## Set task
What follows is a listing. Return every line of it exactly.
== == ==
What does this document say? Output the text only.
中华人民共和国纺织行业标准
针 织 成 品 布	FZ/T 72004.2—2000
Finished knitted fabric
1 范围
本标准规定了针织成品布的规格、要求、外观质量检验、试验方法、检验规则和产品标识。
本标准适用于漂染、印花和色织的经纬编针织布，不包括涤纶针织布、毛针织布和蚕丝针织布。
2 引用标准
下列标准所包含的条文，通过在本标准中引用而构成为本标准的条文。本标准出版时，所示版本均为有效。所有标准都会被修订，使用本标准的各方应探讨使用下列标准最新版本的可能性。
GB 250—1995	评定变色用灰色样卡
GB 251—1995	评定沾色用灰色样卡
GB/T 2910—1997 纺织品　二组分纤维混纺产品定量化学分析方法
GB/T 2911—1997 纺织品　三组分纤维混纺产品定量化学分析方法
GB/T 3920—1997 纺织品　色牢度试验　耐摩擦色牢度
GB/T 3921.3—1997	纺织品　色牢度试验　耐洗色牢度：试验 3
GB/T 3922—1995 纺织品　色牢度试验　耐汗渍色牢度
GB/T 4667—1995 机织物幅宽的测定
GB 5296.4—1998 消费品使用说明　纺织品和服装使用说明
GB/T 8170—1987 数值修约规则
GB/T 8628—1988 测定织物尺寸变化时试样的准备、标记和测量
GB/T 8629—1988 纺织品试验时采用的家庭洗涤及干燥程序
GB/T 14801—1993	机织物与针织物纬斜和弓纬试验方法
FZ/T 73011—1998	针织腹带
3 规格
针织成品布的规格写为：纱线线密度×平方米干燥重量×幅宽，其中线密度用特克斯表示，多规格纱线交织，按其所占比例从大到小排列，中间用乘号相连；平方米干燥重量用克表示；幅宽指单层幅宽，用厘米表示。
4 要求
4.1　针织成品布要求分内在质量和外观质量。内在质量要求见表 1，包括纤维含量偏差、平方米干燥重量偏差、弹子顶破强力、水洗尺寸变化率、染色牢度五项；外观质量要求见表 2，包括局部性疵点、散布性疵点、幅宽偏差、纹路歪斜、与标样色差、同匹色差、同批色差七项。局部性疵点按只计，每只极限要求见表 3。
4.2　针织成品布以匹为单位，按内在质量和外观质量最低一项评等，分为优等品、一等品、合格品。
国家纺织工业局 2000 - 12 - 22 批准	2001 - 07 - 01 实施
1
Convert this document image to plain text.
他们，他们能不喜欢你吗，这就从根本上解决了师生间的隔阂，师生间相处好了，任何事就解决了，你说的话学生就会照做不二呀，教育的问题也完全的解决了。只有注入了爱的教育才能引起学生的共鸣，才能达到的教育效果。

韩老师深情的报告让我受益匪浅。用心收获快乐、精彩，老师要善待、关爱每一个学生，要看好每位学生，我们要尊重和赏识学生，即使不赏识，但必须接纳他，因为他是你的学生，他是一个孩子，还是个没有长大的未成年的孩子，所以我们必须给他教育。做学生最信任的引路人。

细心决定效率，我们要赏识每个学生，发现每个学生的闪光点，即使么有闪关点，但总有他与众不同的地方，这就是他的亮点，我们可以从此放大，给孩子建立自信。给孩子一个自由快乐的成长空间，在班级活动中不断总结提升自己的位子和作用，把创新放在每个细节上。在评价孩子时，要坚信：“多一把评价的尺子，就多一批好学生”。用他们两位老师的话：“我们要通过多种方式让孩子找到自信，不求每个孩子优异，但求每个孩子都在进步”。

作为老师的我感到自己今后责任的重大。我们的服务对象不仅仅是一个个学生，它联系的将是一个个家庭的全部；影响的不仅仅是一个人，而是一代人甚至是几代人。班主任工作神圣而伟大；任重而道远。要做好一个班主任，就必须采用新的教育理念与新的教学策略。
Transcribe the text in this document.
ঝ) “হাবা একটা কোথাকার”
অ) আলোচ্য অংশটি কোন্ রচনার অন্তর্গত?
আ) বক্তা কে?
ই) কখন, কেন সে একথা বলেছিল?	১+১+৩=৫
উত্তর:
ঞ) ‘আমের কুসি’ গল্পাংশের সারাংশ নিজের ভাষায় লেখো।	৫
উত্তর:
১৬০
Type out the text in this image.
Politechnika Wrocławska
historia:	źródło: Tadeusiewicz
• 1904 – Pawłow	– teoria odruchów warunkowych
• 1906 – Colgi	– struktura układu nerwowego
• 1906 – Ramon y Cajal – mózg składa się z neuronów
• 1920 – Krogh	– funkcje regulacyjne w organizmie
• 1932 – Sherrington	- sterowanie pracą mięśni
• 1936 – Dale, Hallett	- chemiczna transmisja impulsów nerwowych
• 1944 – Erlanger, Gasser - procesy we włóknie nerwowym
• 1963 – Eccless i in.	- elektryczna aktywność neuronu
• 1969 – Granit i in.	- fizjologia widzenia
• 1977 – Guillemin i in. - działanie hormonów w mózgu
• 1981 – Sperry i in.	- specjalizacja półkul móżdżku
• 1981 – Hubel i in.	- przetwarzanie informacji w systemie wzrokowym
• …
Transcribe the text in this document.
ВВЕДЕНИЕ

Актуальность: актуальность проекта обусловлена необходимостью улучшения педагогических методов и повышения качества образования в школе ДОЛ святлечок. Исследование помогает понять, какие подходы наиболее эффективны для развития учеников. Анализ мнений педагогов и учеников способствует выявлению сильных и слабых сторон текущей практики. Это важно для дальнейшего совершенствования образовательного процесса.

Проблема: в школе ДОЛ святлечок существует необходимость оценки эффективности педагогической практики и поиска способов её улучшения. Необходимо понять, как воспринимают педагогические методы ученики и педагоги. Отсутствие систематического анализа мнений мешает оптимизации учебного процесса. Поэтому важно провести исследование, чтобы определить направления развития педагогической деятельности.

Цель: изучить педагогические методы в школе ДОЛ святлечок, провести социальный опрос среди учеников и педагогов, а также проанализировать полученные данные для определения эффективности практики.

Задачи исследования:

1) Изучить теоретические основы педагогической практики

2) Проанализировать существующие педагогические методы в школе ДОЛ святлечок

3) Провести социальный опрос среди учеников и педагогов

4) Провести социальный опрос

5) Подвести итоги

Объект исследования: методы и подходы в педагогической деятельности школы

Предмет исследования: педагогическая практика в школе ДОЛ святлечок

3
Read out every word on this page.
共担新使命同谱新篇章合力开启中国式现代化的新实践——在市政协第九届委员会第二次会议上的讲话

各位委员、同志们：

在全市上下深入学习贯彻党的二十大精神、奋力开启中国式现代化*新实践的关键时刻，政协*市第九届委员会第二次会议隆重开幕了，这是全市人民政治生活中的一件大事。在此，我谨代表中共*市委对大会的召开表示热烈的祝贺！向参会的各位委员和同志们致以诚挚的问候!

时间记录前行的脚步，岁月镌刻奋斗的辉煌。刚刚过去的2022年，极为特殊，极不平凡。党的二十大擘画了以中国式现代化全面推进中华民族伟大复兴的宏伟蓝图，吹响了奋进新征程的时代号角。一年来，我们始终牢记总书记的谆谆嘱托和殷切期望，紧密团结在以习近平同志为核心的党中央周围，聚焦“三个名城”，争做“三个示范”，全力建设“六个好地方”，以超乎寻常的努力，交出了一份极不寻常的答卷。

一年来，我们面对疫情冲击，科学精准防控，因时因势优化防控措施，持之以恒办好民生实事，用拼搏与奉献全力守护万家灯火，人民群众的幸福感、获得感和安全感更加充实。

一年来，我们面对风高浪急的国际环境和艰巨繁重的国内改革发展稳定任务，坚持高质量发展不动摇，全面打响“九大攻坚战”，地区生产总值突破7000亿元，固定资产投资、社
== == ==
## Solution to this exercise
What does this document say? Output the text only.
中华人民共和国纺织行业标准
针 织 成 品 布	FZ/T 72004.2—2000
Finished knitted fabric
1 范围
本标准规定了针织成品布的规格、要求、外观质量检验、试验方法、检验规则和产品标识。
本标准适用于漂染、印花和色织的经纬编针织布，不包括涤纶针织布、毛针织布和蚕丝针织布。
2 引用标准
下列标准所包含的条文，通过在本标准中引用而构成为本标准的条文。本标准出版时，所示版本均为有效。所有标准都会被修订，使用本标准的各方应探讨使用下列标准最新版本的可能性。
GB 250—1995	评定变色用灰色样卡
GB 251—1995	评定沾色用灰色样卡
GB/T 2910—1997 纺织品　二组分纤维混纺产品定量化学分析方法
GB/T 2911—1997 纺织品　三组分纤维混纺产品定量化学分析方法
GB/T 3920—1997 纺织品　色牢度试验　耐摩擦色牢度
GB/T 3921.3—1997	纺织品　色牢度试验　耐洗色牢度：试验 3
GB/T 3922—1995 纺织品　色牢度试验　耐汗渍色牢度
GB/T 4667—1995 机织物幅宽的测定
GB 5296.4—1998 消费品使用说明　纺织品和服装使用说明
GB/T 8170—1987 数值修约规则
GB/T 8628—1988 测定织物尺寸变化时试样的准备、标记和测量
GB/T 8629—1988 纺织品试验时采用的家庭洗涤及干燥程序
GB/T 14801—1993	机织物与针织物纬斜和弓纬试验方法
FZ/T 73011—1998	针织腹带
3 规格
针织成品布的规格写为：纱线线密度×平方米干燥重量×幅宽，其中线密度用特克斯表示，多规格纱线交织，按其所占比例从大到小排列，中间用乘号相连；平方米干燥重量用克表示；幅宽指单层幅宽，用厘米表示。
4 要求
4.1　针织成品布要求分内在质量和外观质量。内在质量要求见表 1，包括纤维含量偏差、平方米干燥重量偏差、弹子顶破强力、水洗尺寸变化率、染色牢度五项；外观质量要求见表 2，包括局部性疵点、散布性疵点、幅宽偏差、纹路歪斜、与标样色差、同匹色差、同批色差七项。局部性疵点按只计，每只极限要求见表 3。
4.2　针织成品布以匹为单位，按内在质量和外观质量最低一项评等，分为优等品、一等品、合格品。
国家纺织工业局 2000 - 12 - 22 批准	2001 - 07 - 01 实施
1
Convert this document image to plain text.
他们，他们能不喜欢你吗，这就从根本上解决了师生间的隔阂，师生间相处好了，任何事就解决了，你说的话学生就会照做不二呀，教育的问题也完全的解决了。只有注入了爱的教育才能引起学生的共鸣，才能达到的教育效果。

韩老师深情的报告让我受益匪浅。用心收获快乐、精彩，老师要善待、关爱每一个学生，要看好每位学生，我们要尊重和赏识学生，即使不赏识，但必须接纳他，因为他是你的学生，他是一个孩子，还是个没有长大的未成年的孩子，所以我们必须给他教育。做学生最信任的引路人。

细心决定效率，我们要赏识每个学生，发现每个学生的闪光点，即使么有闪关点，但总有他与众不同的地方，这就是他的亮点，我们可以从此放大，给孩子建立自信。给孩子一个自由快乐的成长空间，在班级活动中不断总结提升自己的位子和作用，把创新放在每个细节上。在评价孩子时，要坚信：“多一把评价的尺子，就多一批好学生”。用他们两位老师的话：“我们要通过多种方式让孩子找到自信，不求每个孩子优异，但求每个孩子都在进步”。

作为老师的我感到自己今后责任的重大。我们的服务对象不仅仅是一个个学生，它联系的将是一个个家庭的全部；影响的不仅仅是一个人，而是一代人甚至是几代人。班主任工作神圣而伟大；任重而道远。要做好一个班主任，就必须采用新的教育理念与新的教学策略。
Transcribe the text in this document.
ঝ) “হাবা একটা কোথাকার”
অ) আলোচ্য অংশটি কোন্ রচনার অন্তর্গত?
আ) বক্তা কে?
ই) কখন, কেন সে একথা বলেছিল?	১+১+৩=৫
উত্তর:
ঞ) ‘আমের কুসি’ গল্পাংশের সারাংশ নিজের ভাষায় লেখো।	৫
উত্তর:
১৬০
Type out the text in this image.
Politechnika Wrocławska
historia:	źródło: Tadeusiewicz
• 1904 – Pawłow	– teoria odruchów warunkowych
• 1906 – Colgi	– struktura układu nerwowego
• 1906 – Ramon y Cajal – mózg składa się z neuronów
• 1920 – Krogh	– funkcje regulacyjne w organizmie
• 1932 – Sherrington	- sterowanie pracą mięśni
• 1936 – Dale, Hallett	- chemiczna transmisja impulsów nerwowych
• 1944 – Erlanger, Gasser - procesy we włóknie nerwowym
• 1963 – Eccless i in.	- elektryczna aktywność neuronu
• 1969 – Granit i in.	- fizjologia widzenia
• 1977 – Guillemin i in. - działanie hormonów w mózgu
• 1981 – Sperry i in.	- specjalizacja półkul móżdżku
• 1981 – Hubel i in.	- przetwarzanie informacji w systemie wzrokowym
• …
Transcribe the text in this document.
ВВЕДЕНИЕ

Актуальность: актуальность проекта обусловлена необходимостью улучшения педагогических методов и повышения качества образования в школе ДОЛ святлечок. Исследование помогает понять, какие подходы наиболее эффективны для развития учеников. Анализ мнений педагогов и учеников способствует выявлению сильных и слабых сторон текущей практики. Это важно для дальнейшего совершенствования образовательного процесса.

Проблема: в школе ДОЛ святлечок существует необходимость оценки эффективности педагогической практики и поиска способов её улучшения. Необходимо понять, как воспринимают педагогические методы ученики и педагоги. Отсутствие систематического анализа мнений мешает оптимизации учебного процесса. Поэтому важно провести исследование, чтобы определить направления развития педагогической деятельности.

Цель: изучить педагогические методы в школе ДОЛ святлечок, провести социальный опрос среди учеников и педагогов, а также проанализировать полученные данные для определения эффективности практики.

Задачи исследования:

1) Изучить теоретические основы педагогической практики

2) Проанализировать существующие педагогические методы в школе ДОЛ святлечок

3) Провести социальный опрос среди учеников и педагогов

4) Провести социальный опрос

5) Подвести итоги

Объект исследования: методы и подходы в педагогической деятельности школы

Предмет исследования: педагогическая практика в школе ДОЛ святлечок

3
Read out every word on this page.
共担新使命同谱新篇章合力开启中国式现代化的新实践——在市政协第九届委员会第二次会议上的讲话

各位委员、同志们：

在全市上下深入学习贯彻党的二十大精神、奋力开启中国式现代化*新实践的关键时刻，政协*市第九届委员会第二次会议隆重开幕了，这是全市人民政治生活中的一件大事。在此，我谨代表中共*市委对大会的召开表示热烈的祝贺！向参会的各位委员和同志们致以诚挚的问候!

时间记录前行的脚步，岁月镌刻奋斗的辉煌。刚刚过去的2022年，极为特殊，极不平凡。党的二十大擘画了以中国式现代化全面推进中华民族伟大复兴的宏伟蓝图，吹响了奋进新征程的时代号角。一年来，我们始终牢记总书记的谆谆嘱托和殷切期望，紧密团结在以习近平同志为核心的党中央周围，聚焦“三个名城”，争做“三个示范”，全力建设“六个好地方”，以超乎寻常的努力，交出了一份极不寻常的答卷。

一年来，我们面对疫情冲击，科学精准防控，因时因势优化防控措施，持之以恒办好民生实事，用拼搏与奉献全力守护万家灯火，人民群众的幸福感、获得感和安全感更加充实。

一年来，我们面对风高浪急的国际环境和艰巨繁重的国内改革发展稳定任务，坚持高质量发展不动摇，全面打响“九大攻坚战”，地区生产总值突破7000亿元，固定资产投资、社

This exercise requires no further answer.